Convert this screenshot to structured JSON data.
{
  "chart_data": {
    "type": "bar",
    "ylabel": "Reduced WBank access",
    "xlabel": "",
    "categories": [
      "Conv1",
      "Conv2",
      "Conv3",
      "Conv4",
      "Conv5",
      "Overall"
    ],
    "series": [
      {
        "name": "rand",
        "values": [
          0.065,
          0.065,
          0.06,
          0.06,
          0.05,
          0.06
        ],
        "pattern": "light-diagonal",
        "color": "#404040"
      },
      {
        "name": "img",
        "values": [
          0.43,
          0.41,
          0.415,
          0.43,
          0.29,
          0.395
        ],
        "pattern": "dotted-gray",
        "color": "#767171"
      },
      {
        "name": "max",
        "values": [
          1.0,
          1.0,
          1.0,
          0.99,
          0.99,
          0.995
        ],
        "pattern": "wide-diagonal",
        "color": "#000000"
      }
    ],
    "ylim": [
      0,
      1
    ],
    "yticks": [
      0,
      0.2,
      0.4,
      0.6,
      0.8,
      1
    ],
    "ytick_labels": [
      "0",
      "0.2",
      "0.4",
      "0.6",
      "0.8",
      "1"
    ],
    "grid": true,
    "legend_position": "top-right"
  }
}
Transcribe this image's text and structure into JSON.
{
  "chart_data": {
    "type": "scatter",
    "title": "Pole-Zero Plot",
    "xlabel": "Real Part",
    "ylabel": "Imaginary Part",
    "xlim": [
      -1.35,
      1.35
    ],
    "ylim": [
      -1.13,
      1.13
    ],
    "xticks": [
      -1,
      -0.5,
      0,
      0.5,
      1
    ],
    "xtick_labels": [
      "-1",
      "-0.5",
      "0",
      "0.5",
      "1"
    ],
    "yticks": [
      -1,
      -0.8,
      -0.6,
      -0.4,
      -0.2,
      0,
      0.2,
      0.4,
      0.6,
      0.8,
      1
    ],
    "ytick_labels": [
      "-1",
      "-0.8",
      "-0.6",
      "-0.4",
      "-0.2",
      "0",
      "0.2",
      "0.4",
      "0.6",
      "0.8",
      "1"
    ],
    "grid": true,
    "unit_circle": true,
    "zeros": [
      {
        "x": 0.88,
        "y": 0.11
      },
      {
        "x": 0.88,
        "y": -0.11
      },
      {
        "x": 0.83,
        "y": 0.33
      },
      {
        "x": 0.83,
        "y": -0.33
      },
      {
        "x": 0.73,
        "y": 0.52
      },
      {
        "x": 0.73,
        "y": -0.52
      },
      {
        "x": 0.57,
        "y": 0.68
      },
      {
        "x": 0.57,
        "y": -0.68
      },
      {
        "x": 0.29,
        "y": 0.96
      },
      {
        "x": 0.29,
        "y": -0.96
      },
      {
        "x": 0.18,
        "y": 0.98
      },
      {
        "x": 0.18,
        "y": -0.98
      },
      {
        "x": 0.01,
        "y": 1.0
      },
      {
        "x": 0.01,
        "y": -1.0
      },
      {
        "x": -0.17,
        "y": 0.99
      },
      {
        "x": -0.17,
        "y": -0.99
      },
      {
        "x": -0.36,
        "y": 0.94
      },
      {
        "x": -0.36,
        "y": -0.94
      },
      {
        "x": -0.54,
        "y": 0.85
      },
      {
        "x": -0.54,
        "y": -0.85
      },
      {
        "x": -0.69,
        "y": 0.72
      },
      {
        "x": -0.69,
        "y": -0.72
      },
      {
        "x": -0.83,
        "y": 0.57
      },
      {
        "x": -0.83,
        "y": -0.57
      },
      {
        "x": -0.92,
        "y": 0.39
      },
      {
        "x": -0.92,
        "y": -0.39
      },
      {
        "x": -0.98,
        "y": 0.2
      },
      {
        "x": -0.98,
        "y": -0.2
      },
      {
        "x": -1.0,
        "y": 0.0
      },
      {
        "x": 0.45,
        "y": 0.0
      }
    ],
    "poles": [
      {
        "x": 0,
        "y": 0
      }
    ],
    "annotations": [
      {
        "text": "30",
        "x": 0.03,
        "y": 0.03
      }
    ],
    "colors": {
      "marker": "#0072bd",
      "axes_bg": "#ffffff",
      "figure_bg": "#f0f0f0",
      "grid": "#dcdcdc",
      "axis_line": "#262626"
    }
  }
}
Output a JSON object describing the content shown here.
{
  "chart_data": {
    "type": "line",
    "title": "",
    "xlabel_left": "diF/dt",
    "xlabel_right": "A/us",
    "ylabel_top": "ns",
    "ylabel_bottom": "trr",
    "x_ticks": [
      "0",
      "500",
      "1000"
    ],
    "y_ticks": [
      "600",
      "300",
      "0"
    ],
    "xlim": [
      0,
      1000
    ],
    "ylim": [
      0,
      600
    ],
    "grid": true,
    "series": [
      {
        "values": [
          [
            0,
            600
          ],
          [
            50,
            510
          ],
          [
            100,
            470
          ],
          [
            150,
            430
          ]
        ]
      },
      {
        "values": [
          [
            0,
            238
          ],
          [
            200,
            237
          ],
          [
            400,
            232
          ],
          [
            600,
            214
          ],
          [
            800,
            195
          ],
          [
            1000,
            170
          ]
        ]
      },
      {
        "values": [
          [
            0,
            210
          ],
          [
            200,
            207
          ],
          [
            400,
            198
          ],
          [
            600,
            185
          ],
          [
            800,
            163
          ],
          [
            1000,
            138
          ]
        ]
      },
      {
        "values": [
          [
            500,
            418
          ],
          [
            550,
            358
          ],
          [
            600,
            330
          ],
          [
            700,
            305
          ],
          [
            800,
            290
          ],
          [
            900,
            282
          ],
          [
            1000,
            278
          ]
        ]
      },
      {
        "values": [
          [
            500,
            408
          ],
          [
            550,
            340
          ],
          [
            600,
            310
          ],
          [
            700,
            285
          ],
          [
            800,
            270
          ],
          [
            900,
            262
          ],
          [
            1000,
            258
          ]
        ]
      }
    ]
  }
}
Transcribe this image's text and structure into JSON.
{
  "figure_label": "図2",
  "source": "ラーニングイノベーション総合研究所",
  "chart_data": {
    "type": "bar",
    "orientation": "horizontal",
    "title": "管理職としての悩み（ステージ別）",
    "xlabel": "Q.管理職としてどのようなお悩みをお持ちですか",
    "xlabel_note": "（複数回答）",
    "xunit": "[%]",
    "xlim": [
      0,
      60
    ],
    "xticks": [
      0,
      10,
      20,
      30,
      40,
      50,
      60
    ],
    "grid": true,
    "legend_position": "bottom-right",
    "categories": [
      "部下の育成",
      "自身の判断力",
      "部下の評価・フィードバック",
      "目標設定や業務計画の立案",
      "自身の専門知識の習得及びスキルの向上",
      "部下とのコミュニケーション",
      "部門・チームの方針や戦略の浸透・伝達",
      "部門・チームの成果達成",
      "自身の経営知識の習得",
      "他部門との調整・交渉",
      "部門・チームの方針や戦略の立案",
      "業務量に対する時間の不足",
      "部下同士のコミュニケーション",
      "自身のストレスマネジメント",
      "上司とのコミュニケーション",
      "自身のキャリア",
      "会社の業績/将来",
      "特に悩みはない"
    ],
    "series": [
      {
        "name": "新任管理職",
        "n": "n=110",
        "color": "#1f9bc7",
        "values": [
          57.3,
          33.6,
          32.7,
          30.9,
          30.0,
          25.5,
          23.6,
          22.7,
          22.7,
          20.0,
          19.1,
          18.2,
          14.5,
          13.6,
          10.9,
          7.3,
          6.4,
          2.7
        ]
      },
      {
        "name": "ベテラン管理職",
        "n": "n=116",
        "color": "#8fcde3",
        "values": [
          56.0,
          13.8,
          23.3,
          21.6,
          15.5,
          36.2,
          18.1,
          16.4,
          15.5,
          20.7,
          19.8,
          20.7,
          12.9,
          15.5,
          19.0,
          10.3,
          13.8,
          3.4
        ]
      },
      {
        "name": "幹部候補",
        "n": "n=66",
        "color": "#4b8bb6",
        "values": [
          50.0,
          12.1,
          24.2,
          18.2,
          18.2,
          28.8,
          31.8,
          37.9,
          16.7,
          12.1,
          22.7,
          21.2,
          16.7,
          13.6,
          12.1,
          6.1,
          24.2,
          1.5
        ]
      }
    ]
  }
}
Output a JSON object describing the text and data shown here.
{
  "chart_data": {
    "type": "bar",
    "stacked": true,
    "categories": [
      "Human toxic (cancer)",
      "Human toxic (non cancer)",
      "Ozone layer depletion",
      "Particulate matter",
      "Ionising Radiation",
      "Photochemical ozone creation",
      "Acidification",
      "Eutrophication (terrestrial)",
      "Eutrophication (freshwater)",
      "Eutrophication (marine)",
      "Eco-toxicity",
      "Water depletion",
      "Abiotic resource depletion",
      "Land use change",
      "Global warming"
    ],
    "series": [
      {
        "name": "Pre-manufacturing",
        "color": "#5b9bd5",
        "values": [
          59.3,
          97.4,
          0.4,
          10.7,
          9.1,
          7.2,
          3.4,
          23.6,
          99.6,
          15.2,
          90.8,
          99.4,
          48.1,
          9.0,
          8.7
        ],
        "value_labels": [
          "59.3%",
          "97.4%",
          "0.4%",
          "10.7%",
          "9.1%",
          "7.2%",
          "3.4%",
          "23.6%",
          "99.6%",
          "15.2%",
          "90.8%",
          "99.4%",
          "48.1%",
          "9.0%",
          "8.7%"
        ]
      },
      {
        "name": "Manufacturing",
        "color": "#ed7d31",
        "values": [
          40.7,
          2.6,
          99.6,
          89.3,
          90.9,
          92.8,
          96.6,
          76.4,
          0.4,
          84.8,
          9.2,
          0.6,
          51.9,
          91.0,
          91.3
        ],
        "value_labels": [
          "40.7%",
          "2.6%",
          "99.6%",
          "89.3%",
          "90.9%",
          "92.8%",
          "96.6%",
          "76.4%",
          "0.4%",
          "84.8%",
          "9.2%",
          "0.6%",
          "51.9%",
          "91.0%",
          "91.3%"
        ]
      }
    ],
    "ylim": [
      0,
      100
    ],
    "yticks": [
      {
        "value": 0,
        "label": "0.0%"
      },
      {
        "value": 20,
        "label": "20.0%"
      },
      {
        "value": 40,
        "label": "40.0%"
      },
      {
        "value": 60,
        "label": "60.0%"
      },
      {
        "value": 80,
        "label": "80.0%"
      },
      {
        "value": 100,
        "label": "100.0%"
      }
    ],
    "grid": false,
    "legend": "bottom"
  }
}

—————

* [WHAT IS EXPECTED]: The word "depletion" appears in how many lines of the records? Give the number only.

* [THE ANSWER]: 3